◆ **SHORT TASK**: Pick out each line with the word "balsamic" from the material that follows.

(Collected data)
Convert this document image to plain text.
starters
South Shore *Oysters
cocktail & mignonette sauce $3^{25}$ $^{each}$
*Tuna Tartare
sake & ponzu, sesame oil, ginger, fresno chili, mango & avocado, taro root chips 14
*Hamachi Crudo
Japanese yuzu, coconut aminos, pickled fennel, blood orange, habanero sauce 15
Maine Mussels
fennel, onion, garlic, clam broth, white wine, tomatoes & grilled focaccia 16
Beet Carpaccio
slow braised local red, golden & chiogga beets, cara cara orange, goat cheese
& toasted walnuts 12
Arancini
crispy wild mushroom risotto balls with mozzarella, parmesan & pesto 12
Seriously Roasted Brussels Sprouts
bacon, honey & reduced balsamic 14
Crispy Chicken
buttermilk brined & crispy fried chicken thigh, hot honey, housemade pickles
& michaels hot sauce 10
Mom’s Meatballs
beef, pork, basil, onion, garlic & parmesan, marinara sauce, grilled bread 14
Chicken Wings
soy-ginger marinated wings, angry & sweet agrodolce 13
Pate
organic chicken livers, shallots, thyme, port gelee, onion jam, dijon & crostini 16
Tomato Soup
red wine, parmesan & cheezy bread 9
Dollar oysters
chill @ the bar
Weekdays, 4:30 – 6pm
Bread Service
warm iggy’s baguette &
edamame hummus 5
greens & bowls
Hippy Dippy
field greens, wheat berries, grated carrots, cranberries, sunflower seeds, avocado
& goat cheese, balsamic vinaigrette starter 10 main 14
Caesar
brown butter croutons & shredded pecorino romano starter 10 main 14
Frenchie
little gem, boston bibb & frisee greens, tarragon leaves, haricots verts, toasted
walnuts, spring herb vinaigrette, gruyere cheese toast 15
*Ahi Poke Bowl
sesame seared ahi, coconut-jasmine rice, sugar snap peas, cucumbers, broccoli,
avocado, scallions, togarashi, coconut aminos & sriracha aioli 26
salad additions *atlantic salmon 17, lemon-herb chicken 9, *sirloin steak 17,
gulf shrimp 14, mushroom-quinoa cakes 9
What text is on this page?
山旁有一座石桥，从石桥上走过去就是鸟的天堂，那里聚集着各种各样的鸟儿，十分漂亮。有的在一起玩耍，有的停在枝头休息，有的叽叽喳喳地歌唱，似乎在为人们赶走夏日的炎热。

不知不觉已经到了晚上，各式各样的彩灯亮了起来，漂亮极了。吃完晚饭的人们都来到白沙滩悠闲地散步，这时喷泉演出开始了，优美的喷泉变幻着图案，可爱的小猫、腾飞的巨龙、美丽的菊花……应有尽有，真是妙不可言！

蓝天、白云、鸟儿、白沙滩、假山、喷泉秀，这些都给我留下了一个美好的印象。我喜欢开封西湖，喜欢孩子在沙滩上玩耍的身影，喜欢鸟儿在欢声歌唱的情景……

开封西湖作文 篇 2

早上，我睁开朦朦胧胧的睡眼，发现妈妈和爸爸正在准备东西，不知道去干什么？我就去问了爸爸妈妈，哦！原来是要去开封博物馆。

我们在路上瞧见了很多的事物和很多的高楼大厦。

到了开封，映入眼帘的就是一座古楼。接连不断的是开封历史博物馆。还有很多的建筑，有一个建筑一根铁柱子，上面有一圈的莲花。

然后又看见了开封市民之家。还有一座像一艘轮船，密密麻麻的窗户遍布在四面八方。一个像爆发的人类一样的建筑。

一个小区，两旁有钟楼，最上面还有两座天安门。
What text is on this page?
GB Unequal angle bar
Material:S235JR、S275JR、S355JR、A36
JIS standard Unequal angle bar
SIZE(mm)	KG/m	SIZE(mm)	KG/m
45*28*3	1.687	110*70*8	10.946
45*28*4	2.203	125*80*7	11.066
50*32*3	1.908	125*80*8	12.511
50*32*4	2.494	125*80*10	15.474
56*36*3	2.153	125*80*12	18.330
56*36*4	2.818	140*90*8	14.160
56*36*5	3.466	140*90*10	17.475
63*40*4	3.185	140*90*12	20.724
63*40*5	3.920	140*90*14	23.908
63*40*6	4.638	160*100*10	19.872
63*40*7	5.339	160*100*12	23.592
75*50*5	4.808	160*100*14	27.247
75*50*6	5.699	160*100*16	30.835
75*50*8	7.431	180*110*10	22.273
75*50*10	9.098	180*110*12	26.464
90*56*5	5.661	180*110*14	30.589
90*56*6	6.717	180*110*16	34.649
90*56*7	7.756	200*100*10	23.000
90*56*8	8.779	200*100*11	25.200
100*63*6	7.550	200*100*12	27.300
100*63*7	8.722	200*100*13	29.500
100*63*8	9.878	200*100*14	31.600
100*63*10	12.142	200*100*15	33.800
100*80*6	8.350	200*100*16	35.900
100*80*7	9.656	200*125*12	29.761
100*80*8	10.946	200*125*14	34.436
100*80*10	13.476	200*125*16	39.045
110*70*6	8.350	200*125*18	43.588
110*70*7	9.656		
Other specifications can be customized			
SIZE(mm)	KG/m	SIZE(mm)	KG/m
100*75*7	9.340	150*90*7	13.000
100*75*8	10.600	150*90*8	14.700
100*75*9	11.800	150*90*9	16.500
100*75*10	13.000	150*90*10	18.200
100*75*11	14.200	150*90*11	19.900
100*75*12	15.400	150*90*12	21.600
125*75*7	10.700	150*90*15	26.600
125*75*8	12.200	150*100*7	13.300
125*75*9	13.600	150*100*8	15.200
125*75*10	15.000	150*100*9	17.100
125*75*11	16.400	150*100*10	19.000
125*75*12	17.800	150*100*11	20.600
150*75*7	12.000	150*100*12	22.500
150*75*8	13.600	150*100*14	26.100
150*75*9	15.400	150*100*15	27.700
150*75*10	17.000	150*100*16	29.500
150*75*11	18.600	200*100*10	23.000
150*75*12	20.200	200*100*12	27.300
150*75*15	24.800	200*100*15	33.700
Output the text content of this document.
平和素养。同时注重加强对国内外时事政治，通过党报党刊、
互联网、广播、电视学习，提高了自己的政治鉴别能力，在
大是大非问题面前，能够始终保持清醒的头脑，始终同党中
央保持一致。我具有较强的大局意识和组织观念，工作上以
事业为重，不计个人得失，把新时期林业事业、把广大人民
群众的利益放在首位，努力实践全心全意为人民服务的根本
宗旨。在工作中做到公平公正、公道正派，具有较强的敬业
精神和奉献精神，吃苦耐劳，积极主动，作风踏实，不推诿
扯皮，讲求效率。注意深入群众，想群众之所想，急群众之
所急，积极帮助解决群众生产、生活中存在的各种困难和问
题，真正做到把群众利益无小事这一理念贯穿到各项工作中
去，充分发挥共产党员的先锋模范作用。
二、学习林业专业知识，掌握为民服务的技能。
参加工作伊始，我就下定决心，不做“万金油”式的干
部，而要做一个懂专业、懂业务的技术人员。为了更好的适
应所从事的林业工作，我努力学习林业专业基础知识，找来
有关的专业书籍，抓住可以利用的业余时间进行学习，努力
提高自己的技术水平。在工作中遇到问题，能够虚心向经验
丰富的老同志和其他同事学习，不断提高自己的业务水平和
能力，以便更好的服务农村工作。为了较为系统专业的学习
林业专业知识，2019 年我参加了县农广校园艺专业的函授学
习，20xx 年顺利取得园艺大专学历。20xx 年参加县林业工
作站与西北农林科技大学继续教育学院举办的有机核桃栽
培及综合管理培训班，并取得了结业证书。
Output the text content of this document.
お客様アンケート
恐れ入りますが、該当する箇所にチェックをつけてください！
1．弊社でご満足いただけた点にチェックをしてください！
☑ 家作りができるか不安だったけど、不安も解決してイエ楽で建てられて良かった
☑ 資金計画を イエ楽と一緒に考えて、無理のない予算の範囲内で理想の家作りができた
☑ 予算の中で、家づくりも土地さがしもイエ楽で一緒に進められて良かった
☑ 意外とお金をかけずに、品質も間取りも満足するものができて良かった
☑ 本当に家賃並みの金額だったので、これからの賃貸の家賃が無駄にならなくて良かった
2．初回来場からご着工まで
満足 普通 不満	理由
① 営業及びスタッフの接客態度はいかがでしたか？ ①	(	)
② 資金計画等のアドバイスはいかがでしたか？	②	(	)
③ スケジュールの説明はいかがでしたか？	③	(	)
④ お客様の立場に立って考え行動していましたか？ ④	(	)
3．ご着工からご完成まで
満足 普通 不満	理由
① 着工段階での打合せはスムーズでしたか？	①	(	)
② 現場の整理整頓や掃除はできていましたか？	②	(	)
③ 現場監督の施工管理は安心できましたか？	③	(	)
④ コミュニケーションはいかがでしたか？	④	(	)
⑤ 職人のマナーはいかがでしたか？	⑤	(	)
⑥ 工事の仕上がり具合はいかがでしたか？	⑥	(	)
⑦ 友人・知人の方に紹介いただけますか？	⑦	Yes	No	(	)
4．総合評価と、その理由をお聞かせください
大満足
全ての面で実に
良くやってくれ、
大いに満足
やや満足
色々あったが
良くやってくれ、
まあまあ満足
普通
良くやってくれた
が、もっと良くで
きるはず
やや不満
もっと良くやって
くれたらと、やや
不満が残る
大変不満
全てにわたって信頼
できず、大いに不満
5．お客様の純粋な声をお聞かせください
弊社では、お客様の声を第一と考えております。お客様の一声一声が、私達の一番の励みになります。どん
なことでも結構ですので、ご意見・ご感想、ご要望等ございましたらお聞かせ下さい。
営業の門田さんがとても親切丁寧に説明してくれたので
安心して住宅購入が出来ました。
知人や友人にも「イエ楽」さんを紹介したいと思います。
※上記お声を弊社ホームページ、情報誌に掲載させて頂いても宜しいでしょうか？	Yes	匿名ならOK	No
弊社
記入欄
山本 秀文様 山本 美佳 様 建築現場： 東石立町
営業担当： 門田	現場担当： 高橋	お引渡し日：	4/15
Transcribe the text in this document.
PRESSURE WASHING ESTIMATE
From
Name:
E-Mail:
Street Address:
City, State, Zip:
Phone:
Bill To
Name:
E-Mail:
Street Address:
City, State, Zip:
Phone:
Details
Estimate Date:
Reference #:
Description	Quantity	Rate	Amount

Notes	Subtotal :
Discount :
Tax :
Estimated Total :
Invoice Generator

◆ **SOLUTION TO THIS EXERCISE**:
bacon, honey & reduced balsamic 14
& goat cheese, balsamic vinaigrette starter 10 main 14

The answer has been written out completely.